Hürriyet'te yer alan haberde güvenlik uzmanı Abdullah Ağar, Türk askerinin El Bab'daki destansı mücadelesini anlatıyor. Türk askerinin Fırat Kalkanı Harekatı kapsamında terör örgütleri PKK ve DEAŞ'a karşı verdiği mücadelede öne çıkanlar ise Türkiye'nin gerçekleştirdiği operasyonun gerekliliğini bir kez daha ortaya koyuyor.

İşte Fırat Kalkanı Harelatına katılan askerlerin ağzından El Bab...

"ÖSO liderleriyle toplandık. Üç mihver belirledik. Yusufbayk, Keklice... Bir kol da Bülent Albayrak binbaşının emir komutasında Er Rai-Çobanbey tarafına gidecekti. Buradaki ilk çatışmalar Yusufbayk’ta başladı. Yusufbayk’a yaklaşınca doçkalar atışa başladı. ÖSO savaşçıları etrafımızda toplanmaya başladılar. Fıstık bahçelerinden ilerlerken, ÖSO bir de bizi korumaya çalışıyordu.
Bizimle kader birliği yapmışlardı. Ve buna inanıyorlardı. Kim ne derse desin, bu adamlar Suriye’nin milli kuvvetleriydi. İçlerinde dışarıdan hiçbir katılım yoktu. Onlar vatanlarını, evlerini, topraklarını, yaşamlarını kurtarmaya çalışıyorlardı. Bunun da ancak Türkiye ile olabileceğine inanıyorlardı.

◆ **Yapılacak iş**
El Bab'daki mücadeleyi anlatan metni, tek bir harfini bile değiştirmeden baştan sona yeniden yazın. Bundan sonraki satırların metinle hiçbir ilgisi yoktur.

◆ **Kayıtlı veriler**

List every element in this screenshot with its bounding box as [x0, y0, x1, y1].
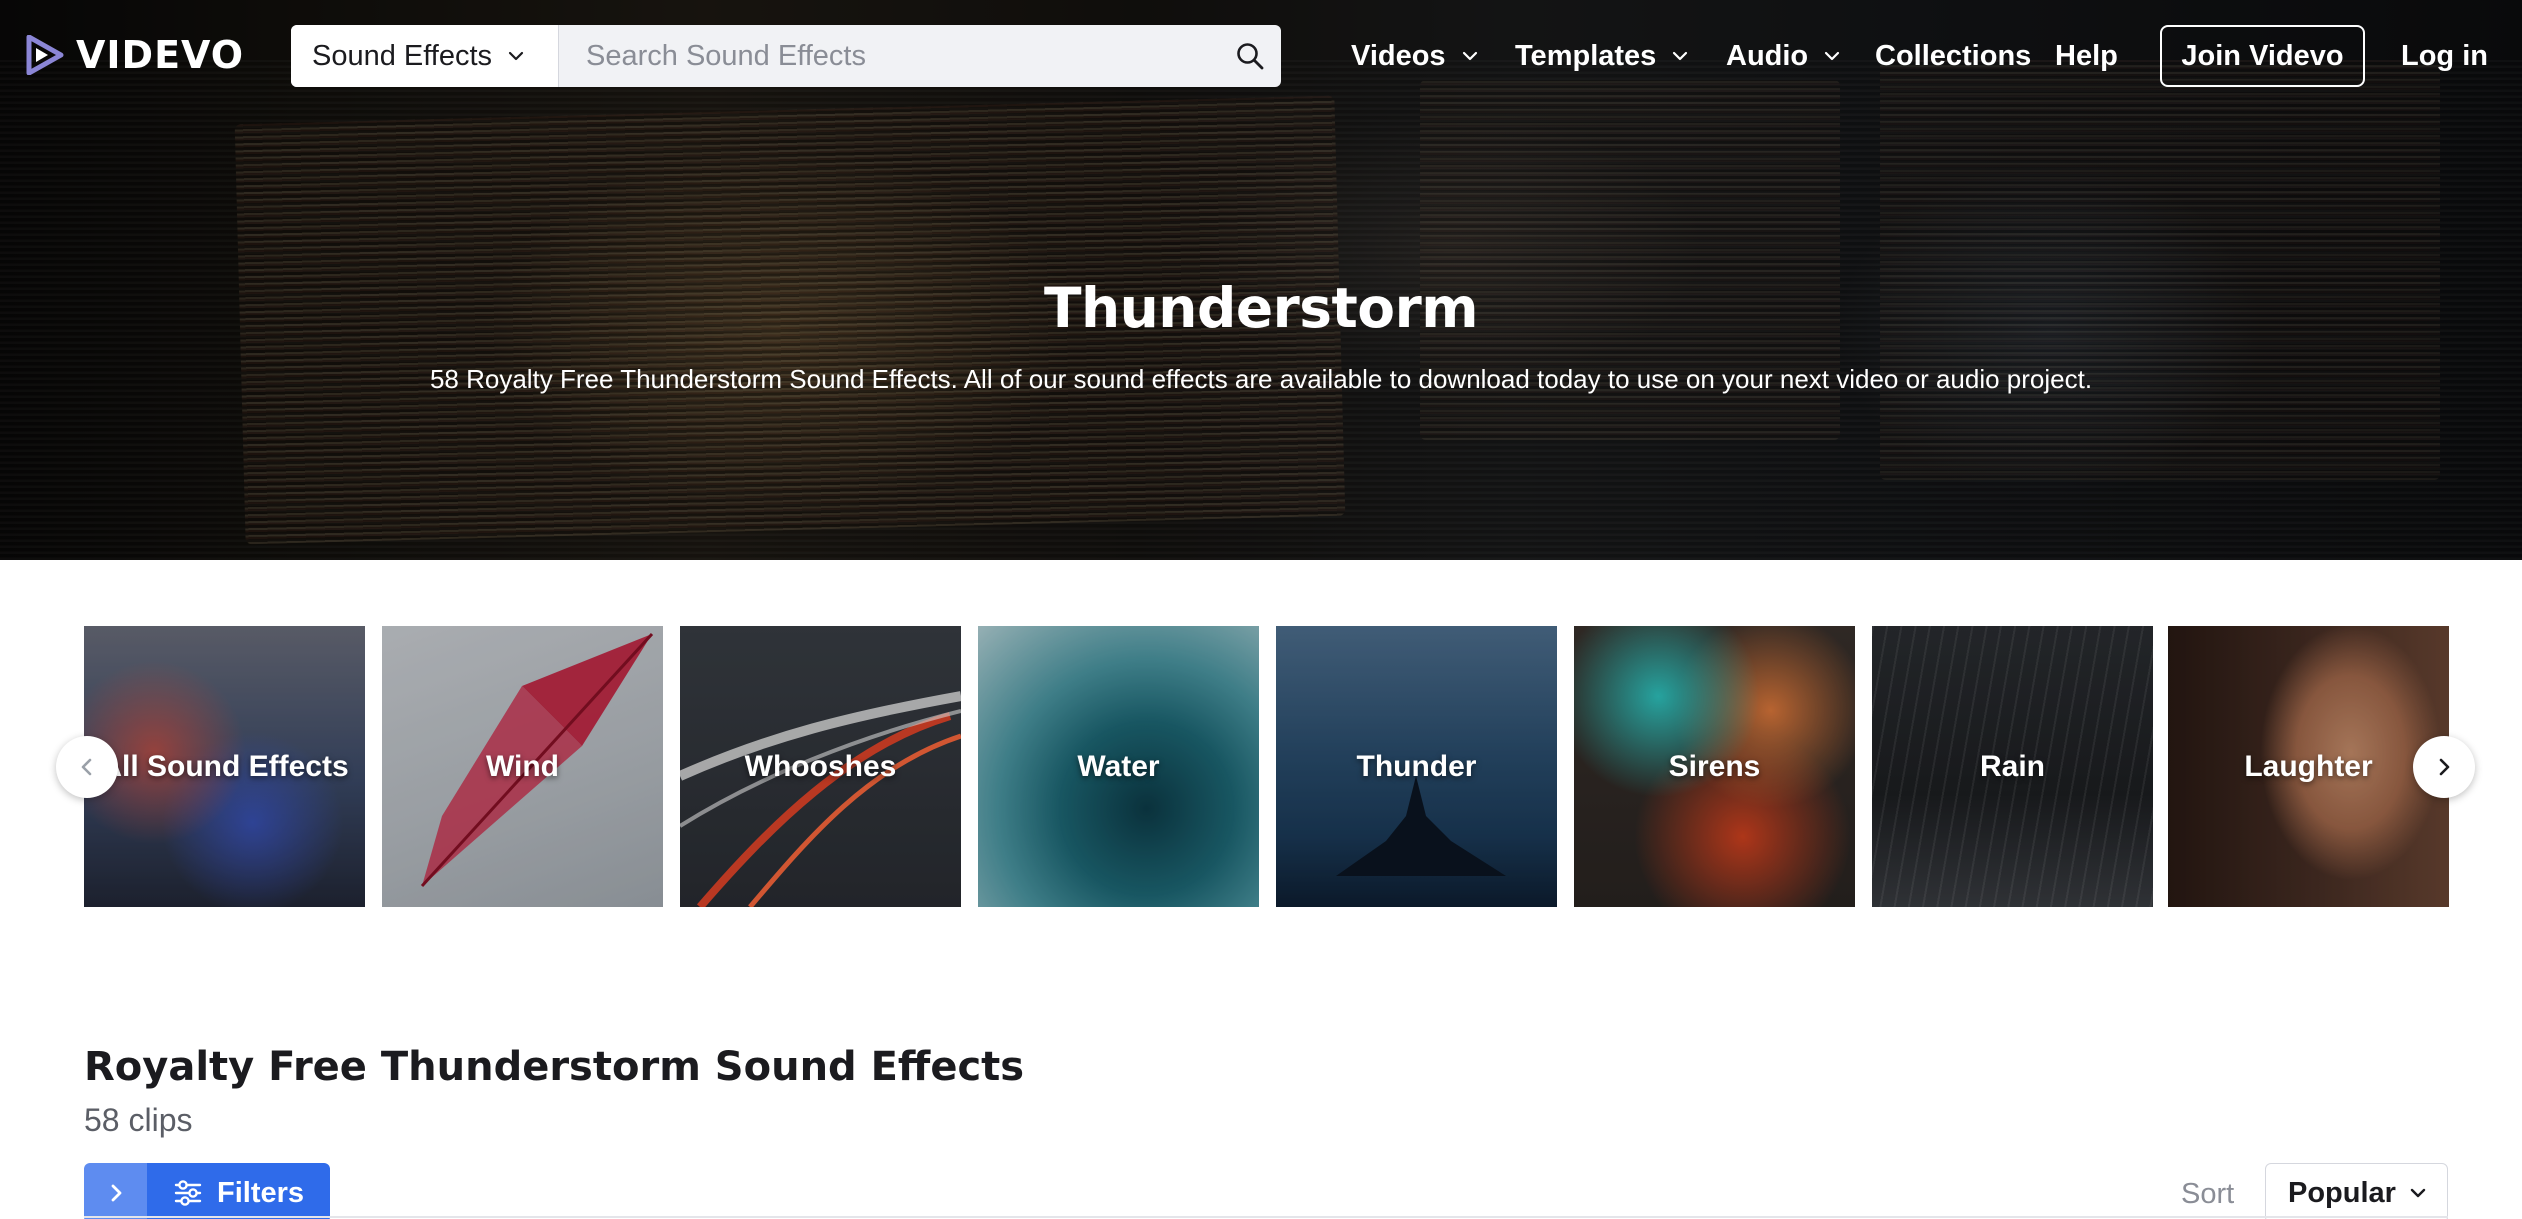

◆ **Beklenen yanıt**
Hürriyet'te yer alan haberde güvenlik uzmanı Abdullah Ağar, Türk askerinin El Bab'daki destansı mücadelesini anlatıyor. Türk askerinin Fırat Kalkanı Harekatı kapsamında terör örgütleri PKK ve DEAŞ'a karşı verdiği mücadelede öne çıkanlar ise Türkiye'nin gerçekleştirdiği operasyonun gerekliliğini bir kez daha ortaya koyuyor.

İşte Fırat Kalkanı Harelatına katılan askerlerin ağzından El Bab...

"ÖSO liderleriyle toplandık. Üç mihver belirledik. Yusufbayk, Keklice... Bir kol da Bülent Albayrak binbaşının emir komutasında Er Rai-Çobanbey tarafına gidecekti. Buradaki ilk çatışmalar Yusufbayk’ta başladı. Yusufbayk’a yaklaşınca doçkalar atışa başladı. ÖSO savaşçıları etrafımızda toplanmaya başladılar. Fıstık bahçelerinden ilerlerken, ÖSO bir de bizi korumaya çalışıyordu.
Bizimle kader birliği yapmışlardı. Ve buna inanıyorlardı. Kim ne derse desin, bu adamlar Suriye’nin milli kuvvetleriydi. İçlerinde dışarıdan hiçbir katılım yoktu. Onlar vatanlarını, evlerini, topraklarını, yaşamlarını kurtarmaya çalışıyorlardı. Bunun da ancak Türkiye ile olabileceğine inanıyorlardı.